RECORDS FOR THIS TASK |

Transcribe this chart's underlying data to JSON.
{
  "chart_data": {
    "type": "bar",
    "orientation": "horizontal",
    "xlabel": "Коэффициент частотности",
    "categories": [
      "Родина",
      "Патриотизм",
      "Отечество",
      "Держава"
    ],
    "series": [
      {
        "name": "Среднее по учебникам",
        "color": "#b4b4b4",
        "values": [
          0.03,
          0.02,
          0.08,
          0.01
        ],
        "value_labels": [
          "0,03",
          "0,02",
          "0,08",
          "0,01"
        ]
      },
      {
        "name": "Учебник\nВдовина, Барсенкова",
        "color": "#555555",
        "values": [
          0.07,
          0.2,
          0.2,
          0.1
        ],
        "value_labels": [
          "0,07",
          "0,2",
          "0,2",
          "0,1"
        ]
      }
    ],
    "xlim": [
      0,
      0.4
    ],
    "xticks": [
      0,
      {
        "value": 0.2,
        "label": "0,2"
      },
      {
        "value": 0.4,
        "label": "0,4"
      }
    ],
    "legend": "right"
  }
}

EXERCISE DIRECTIONS | Copy each line holding the word "name" from the listing above.

SOLUTION |
        "name": "Среднее по учебникам",
        "name": "Учебник\nВдовина, Барсенкова",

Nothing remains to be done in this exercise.